__Stored entries__
- - -

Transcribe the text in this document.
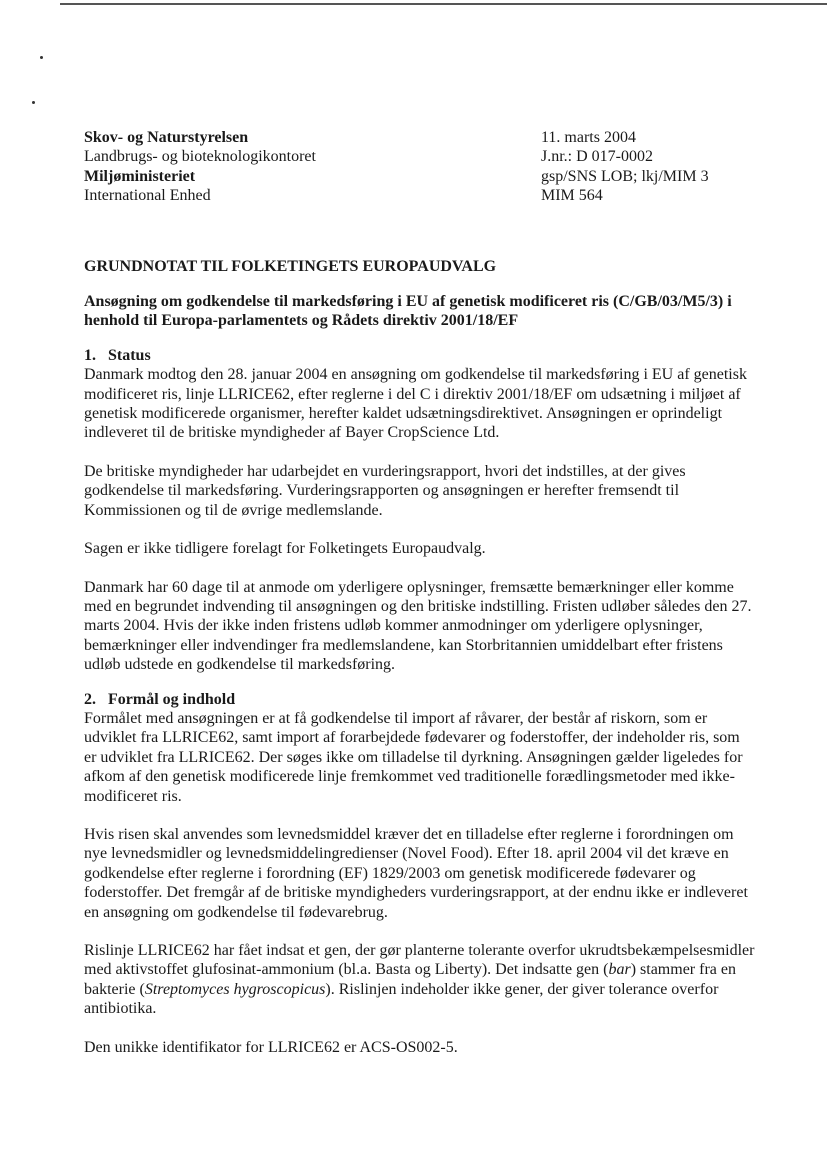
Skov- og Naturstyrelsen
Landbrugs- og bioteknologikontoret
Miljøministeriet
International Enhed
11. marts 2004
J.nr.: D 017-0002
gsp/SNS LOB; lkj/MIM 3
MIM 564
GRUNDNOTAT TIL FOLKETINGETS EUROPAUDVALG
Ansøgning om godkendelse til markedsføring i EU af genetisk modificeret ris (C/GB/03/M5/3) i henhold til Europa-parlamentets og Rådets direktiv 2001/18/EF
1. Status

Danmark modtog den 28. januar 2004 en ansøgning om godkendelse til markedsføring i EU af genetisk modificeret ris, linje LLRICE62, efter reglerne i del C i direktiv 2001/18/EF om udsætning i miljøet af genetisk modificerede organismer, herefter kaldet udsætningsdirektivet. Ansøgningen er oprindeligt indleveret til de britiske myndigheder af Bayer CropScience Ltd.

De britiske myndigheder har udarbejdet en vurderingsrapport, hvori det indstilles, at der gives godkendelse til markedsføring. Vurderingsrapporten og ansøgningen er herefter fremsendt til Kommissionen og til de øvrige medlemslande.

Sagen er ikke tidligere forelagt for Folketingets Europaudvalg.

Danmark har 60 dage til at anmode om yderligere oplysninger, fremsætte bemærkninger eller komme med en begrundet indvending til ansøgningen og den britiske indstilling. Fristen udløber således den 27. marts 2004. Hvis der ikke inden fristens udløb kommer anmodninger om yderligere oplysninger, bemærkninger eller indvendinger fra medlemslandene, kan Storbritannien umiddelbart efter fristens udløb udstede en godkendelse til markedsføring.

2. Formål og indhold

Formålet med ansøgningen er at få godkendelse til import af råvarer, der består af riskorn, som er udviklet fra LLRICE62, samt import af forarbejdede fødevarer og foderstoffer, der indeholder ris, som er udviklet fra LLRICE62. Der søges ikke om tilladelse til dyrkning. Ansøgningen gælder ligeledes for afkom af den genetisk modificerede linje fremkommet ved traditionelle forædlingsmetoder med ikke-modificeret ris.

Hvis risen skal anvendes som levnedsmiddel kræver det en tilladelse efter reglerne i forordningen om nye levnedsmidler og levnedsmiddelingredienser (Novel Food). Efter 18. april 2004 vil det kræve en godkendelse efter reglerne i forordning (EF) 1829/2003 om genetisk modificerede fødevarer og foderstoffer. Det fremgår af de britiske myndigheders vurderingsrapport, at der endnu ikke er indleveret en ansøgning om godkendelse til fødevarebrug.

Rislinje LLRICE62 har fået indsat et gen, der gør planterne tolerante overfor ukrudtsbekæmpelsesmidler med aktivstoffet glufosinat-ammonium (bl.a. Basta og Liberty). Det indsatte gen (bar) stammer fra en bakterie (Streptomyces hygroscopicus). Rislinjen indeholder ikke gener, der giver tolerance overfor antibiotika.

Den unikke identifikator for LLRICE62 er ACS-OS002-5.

- - -

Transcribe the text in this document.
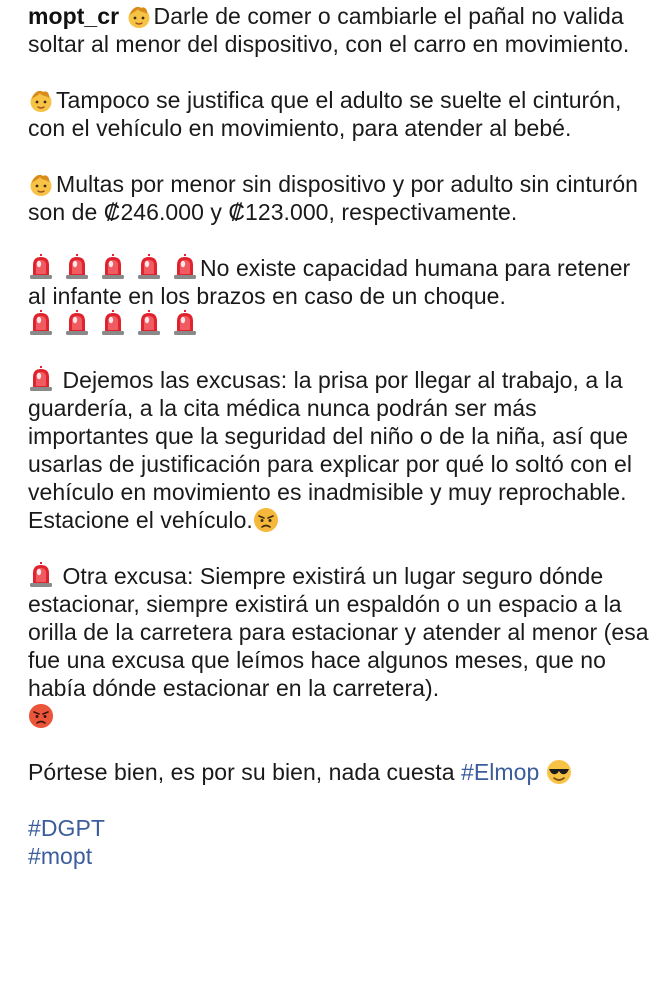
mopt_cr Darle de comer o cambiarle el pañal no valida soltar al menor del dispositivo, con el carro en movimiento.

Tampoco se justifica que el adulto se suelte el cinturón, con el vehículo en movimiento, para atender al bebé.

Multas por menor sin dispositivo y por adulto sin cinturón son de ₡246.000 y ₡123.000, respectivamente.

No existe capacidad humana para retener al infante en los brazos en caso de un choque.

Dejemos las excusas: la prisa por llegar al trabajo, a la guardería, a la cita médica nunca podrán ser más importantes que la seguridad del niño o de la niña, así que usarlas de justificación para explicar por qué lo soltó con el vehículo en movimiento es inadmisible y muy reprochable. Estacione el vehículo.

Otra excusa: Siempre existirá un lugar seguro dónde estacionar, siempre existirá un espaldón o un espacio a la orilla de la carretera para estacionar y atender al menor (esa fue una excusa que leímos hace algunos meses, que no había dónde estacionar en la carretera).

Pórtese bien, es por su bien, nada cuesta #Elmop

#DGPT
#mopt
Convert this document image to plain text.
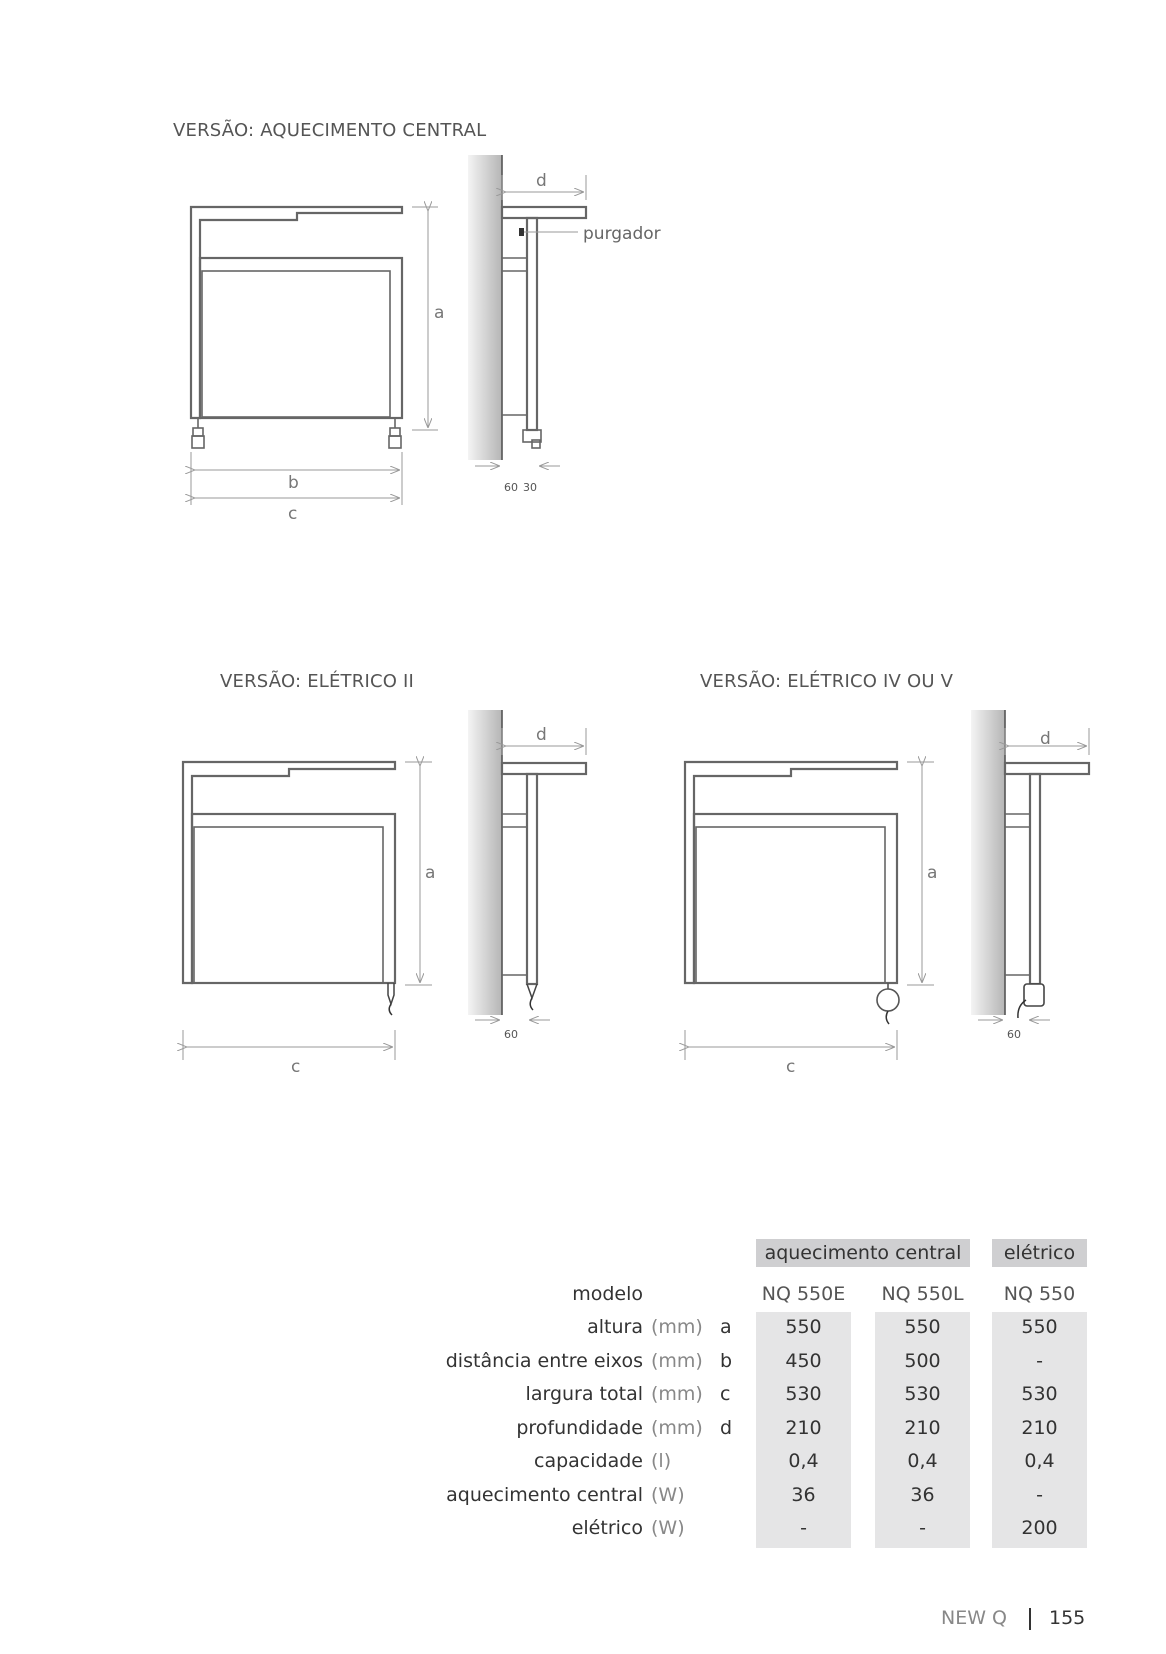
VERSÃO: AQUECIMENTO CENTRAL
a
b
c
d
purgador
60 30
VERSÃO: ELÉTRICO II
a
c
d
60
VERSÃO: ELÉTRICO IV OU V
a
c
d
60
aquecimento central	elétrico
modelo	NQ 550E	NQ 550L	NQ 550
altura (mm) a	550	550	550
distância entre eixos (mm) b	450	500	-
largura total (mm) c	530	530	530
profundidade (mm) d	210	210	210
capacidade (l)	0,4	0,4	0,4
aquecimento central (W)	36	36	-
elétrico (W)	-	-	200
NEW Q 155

- - -

__Exercise objective__
Extract all lines that hold the word "atender".

__Completed exercise__
Tampoco se justifica que el adulto se suelte el cinturón, con el vehículo en movimiento, para atender al bebé.
Otra excusa: Siempre existirá un lugar seguro dónde estacionar, siempre existirá un espaldón o un espacio a la orilla de la carretera para estacionar y atender al menor (esa fue una excusa que leímos hace algunos meses, que no había dónde estacionar en la carretera).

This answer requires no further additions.